- **Passage shown**:
--- start ---

Just a quick response on some of the specific things you say are wrong with the bike:

- If you don't want to go the "suicide hub" route, you need a new back wheel, so the untrueness is a moot point. Wheels can be trued, in any event, unless the rim is damaged.

- tires on old bikes are pretty much always awful. So replacement is SOP.

- Those brakes would work just fine with new and better pads. Whole lotta hard miles been ridden on brakes like that in years past.

-That kind of old-fashioned bottom bracket is a piece of cake to overhaul.

-grips can be removed, and replaced with tape of your choosing.

But your plan may work fine. It may not save you as much money as you hope, but it may work out fine. Clearly, "good looking matching parts" are more "desirable" to you than to me. Different strokes. Good luck with the project, and have fun.


----------



## Jon Dalman (Sep 13, 2010)

JCavilia said:


> Just a quick response on some of the specific things you say are wrong with the bike:
> 
> - If you don't want to go the "suicide hub" route, you need a new back wheel, so the untrueness is a moot point. Wheels can be trued, in any event, unless the rim is damaged.
> 
> ...


By desirable I mean fun and easy to ride, not just looks. I want different bars, a new saddle, Need a new crank for a fix, and to make it lighter, I would need a new chain, new back wheel, new tires, and I don't know how to overhaul a bracket. 
My point is that I think I will get more working parts out the SST for $200 then I would by buying parts of equal quality separately. Then what ever doesn't fit I could sell, including the frame which puts money back in my pocket to get the rest of the parts for the Puch that didn't switch over.

--- end ---

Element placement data
--- start ---

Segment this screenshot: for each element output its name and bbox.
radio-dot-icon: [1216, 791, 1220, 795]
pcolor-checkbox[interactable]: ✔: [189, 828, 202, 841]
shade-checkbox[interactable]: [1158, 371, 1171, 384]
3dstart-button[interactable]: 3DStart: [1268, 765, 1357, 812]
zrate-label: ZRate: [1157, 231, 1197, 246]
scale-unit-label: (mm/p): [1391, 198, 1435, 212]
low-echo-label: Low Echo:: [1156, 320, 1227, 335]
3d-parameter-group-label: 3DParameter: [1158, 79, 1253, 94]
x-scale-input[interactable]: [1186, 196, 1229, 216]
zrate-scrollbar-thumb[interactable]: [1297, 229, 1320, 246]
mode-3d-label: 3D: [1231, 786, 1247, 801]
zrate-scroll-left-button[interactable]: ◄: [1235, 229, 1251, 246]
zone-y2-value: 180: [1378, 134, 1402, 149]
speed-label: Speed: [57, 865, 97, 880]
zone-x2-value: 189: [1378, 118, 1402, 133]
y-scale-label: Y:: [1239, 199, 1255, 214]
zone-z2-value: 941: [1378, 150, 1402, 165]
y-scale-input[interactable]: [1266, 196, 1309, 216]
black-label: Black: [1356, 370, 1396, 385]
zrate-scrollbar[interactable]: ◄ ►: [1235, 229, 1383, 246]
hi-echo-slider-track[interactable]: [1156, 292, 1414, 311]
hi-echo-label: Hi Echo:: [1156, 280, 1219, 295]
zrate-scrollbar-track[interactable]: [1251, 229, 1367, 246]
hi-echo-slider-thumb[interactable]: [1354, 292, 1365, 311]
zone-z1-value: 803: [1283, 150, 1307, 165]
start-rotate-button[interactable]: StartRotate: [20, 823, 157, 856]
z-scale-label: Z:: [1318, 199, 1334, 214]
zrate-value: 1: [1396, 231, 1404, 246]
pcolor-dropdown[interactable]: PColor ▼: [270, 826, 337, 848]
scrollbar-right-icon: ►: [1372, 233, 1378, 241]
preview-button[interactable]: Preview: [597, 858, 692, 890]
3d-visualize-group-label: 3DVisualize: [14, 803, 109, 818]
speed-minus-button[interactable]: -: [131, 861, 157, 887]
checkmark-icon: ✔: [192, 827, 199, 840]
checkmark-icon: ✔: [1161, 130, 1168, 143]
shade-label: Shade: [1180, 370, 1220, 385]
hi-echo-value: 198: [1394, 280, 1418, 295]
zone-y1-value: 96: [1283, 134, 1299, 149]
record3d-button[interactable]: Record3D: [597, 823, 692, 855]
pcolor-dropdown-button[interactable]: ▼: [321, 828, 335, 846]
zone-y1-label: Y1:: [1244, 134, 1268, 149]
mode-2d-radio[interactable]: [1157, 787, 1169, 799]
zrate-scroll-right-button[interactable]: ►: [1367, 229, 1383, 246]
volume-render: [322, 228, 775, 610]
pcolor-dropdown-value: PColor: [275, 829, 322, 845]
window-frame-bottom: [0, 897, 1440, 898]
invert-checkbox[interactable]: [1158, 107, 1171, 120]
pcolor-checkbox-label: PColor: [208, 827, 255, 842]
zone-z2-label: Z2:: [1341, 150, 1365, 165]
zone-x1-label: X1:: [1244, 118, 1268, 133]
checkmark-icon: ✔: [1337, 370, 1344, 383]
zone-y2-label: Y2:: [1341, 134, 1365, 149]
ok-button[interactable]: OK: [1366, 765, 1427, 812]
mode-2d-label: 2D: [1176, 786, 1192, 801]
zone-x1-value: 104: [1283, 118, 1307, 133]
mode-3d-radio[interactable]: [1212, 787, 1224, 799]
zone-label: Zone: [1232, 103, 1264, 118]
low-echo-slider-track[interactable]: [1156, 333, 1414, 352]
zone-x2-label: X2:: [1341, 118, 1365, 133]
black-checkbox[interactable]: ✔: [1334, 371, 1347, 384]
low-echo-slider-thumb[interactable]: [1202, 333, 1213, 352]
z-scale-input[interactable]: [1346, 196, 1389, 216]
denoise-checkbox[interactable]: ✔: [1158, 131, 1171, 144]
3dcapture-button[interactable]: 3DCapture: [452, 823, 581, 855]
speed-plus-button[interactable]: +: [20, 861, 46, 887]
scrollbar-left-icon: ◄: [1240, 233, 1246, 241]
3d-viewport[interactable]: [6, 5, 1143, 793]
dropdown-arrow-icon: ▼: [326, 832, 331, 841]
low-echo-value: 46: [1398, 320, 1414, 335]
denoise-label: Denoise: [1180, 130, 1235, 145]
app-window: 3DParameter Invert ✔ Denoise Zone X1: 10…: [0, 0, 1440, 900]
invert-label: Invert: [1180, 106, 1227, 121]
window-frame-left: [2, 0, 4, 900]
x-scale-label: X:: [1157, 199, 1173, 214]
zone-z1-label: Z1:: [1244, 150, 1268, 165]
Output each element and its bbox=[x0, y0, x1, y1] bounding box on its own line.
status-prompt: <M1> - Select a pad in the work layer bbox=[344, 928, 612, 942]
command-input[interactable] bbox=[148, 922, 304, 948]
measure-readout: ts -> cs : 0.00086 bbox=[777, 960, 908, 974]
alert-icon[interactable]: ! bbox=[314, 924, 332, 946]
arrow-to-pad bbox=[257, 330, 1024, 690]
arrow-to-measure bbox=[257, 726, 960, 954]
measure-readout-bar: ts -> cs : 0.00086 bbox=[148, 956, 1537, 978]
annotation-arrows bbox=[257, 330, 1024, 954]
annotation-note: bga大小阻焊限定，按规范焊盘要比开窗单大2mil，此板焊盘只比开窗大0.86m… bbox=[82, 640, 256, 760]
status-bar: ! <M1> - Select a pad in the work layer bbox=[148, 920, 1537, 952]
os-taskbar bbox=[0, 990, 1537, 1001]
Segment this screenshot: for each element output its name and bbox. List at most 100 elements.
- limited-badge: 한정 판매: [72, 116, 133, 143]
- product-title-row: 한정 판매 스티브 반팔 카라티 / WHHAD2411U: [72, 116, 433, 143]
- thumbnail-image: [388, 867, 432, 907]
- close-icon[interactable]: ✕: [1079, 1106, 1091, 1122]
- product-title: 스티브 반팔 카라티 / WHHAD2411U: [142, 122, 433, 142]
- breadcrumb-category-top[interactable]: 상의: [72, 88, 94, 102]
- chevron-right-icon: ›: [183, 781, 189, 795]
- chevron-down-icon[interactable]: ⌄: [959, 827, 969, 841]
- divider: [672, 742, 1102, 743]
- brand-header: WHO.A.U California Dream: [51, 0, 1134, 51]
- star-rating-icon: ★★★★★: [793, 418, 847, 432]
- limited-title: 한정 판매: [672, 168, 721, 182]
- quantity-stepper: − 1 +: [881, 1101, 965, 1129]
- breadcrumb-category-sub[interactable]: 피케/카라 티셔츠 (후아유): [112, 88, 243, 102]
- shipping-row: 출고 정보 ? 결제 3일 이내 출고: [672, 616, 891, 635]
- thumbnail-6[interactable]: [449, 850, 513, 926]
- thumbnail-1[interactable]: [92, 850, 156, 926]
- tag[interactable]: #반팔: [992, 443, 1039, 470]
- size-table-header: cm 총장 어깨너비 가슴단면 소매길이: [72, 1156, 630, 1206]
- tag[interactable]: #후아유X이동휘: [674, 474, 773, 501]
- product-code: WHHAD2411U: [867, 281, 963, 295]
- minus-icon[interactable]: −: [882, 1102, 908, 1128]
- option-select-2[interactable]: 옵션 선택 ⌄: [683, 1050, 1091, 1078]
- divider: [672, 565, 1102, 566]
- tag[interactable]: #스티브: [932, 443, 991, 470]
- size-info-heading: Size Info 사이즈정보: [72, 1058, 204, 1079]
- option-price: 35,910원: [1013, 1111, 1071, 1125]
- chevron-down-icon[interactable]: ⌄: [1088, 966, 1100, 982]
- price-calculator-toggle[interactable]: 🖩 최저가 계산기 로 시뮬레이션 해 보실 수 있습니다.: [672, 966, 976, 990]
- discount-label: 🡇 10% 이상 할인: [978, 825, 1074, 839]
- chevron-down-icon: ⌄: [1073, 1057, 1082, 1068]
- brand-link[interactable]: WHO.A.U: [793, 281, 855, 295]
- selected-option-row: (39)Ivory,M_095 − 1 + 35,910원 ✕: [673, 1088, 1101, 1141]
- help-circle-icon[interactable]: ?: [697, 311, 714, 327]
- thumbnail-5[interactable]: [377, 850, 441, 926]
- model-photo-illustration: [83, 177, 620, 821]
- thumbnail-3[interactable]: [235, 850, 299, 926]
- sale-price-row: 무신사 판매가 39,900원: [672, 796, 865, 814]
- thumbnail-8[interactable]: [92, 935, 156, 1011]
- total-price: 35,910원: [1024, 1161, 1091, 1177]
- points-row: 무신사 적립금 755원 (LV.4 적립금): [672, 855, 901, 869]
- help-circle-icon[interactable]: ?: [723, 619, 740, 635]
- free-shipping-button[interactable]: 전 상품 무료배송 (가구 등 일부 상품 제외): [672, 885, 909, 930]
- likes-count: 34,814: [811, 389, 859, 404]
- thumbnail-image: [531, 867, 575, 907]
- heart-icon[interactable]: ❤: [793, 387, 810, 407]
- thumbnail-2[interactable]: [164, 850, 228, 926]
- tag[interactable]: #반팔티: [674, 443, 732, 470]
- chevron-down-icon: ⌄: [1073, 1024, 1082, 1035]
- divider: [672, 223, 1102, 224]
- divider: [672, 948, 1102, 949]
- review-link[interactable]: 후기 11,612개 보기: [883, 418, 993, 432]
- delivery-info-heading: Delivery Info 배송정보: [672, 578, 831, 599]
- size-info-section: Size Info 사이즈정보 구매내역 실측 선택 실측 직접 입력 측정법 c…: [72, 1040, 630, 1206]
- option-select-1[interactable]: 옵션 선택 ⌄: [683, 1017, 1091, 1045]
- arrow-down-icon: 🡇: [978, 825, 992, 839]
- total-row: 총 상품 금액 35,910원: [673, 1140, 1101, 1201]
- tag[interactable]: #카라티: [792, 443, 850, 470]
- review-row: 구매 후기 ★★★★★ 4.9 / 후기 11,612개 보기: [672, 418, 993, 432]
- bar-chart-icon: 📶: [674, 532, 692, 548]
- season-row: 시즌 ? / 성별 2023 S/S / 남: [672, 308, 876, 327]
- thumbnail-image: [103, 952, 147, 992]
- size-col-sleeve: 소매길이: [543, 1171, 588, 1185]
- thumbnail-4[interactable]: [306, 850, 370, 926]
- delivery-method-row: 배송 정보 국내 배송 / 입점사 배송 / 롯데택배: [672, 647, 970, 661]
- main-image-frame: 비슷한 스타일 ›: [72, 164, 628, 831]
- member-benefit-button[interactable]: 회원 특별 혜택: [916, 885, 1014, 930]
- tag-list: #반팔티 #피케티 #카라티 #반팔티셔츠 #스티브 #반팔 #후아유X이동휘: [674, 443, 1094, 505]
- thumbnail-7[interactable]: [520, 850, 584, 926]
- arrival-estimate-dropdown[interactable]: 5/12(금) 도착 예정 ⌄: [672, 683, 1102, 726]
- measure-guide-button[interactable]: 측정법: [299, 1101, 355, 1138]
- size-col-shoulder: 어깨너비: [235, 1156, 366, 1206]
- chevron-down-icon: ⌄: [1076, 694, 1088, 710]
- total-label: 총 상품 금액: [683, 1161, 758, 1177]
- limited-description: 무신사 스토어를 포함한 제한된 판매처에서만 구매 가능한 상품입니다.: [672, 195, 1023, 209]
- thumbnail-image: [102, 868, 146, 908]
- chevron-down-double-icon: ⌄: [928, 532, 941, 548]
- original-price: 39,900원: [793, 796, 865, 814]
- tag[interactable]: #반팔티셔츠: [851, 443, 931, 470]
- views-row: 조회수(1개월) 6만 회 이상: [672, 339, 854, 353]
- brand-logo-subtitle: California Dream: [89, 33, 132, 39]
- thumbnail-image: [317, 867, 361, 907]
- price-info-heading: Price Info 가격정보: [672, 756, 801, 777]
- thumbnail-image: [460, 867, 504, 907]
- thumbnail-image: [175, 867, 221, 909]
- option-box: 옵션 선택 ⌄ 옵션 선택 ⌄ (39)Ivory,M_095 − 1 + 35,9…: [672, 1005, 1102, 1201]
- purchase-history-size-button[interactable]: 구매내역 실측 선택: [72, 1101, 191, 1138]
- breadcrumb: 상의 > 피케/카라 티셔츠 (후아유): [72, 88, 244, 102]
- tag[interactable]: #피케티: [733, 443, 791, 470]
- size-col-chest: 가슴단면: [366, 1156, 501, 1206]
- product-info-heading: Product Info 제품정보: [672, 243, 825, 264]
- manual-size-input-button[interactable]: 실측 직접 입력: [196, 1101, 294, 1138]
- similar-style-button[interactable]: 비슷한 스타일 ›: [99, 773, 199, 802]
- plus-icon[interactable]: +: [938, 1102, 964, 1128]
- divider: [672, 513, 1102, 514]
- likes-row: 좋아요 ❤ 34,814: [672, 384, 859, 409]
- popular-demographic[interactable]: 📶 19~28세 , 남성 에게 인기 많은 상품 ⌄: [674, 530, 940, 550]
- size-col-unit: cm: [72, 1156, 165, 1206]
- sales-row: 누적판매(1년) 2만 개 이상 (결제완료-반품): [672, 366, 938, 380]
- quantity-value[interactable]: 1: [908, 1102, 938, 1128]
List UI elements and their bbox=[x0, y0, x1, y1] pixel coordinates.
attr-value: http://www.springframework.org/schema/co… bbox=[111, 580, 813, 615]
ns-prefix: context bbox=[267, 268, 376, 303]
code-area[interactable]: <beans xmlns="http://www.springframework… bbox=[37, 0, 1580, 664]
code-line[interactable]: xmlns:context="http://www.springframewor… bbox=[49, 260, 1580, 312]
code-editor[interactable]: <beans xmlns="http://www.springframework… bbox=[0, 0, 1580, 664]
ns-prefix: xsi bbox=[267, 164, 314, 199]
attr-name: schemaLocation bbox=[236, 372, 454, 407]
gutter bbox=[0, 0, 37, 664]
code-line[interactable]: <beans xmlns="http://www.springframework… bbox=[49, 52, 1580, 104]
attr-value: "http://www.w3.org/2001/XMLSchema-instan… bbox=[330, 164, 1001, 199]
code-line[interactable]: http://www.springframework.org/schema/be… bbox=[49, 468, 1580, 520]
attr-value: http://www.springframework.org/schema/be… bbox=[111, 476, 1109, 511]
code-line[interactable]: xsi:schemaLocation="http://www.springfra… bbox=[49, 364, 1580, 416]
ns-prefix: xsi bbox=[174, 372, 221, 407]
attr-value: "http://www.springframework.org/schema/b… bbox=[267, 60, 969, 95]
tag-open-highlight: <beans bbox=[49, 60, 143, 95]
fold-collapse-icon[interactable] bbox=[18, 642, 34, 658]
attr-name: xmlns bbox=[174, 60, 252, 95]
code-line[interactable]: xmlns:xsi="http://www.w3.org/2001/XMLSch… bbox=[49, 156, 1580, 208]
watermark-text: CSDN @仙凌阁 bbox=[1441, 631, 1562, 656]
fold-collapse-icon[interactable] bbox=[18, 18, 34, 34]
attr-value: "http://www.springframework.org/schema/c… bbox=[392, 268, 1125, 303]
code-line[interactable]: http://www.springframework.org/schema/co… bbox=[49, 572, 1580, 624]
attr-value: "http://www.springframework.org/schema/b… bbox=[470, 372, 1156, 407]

--- end ---

- **Exercise**: Copy the part of the bike thread from "- tires on old" up to and including "of your choosing.".

- **Answer to this task**:
- tires on old bikes are pretty much always awful. So replacement is SOP.

- Those brakes would work just fine with new and better pads. Whole lotta hard miles been ridden on brakes like that in years past.

-That kind of old-fashioned bottom bracket is a piece of cake to overhaul.

-grips can be removed, and replaced with tape of your choosing.